*** DATASET ***

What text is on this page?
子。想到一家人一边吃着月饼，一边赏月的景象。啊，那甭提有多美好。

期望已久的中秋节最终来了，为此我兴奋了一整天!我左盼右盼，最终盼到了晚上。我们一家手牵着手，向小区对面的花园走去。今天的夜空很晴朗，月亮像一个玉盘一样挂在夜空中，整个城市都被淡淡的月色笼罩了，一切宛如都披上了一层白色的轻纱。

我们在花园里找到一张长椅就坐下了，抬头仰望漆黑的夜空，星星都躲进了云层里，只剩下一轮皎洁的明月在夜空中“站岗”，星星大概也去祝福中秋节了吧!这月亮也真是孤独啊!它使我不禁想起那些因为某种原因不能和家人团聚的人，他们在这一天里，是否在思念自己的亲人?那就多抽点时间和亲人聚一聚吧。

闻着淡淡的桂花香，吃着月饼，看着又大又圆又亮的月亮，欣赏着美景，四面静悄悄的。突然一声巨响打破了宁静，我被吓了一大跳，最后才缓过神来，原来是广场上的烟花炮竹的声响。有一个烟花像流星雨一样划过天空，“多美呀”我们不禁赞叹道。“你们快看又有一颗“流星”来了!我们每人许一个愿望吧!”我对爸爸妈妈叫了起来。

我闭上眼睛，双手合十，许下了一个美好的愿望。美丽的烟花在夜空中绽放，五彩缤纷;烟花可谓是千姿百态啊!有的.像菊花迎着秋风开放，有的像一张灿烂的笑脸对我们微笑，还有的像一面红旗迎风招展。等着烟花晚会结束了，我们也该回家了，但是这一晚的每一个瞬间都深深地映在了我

***

TASK BRIEF: Write out the entire listing exactly.

PROBLEM SOLUTION:
What text is on this page?
子。想到一家人一边吃着月饼，一边赏月的景象。啊，那甭提有多美好。

期望已久的中秋节最终来了，为此我兴奋了一整天!我左盼右盼，最终盼到了晚上。我们一家手牵着手，向小区对面的花园走去。今天的夜空很晴朗，月亮像一个玉盘一样挂在夜空中，整个城市都被淡淡的月色笼罩了，一切宛如都披上了一层白色的轻纱。

我们在花园里找到一张长椅就坐下了，抬头仰望漆黑的夜空，星星都躲进了云层里，只剩下一轮皎洁的明月在夜空中“站岗”，星星大概也去祝福中秋节了吧!这月亮也真是孤独啊!它使我不禁想起那些因为某种原因不能和家人团聚的人，他们在这一天里，是否在思念自己的亲人?那就多抽点时间和亲人聚一聚吧。

闻着淡淡的桂花香，吃着月饼，看着又大又圆又亮的月亮，欣赏着美景，四面静悄悄的。突然一声巨响打破了宁静，我被吓了一大跳，最后才缓过神来，原来是广场上的烟花炮竹的声响。有一个烟花像流星雨一样划过天空，“多美呀”我们不禁赞叹道。“你们快看又有一颗“流星”来了!我们每人许一个愿望吧!”我对爸爸妈妈叫了起来。

我闭上眼睛，双手合十，许下了一个美好的愿望。美丽的烟花在夜空中绽放，五彩缤纷;烟花可谓是千姿百态啊!有的.像菊花迎着秋风开放，有的像一张灿烂的笑脸对我们微笑，还有的像一面红旗迎风招展。等着烟花晚会结束了，我们也该回家了，但是这一晚的每一个瞬间都深深地映在了我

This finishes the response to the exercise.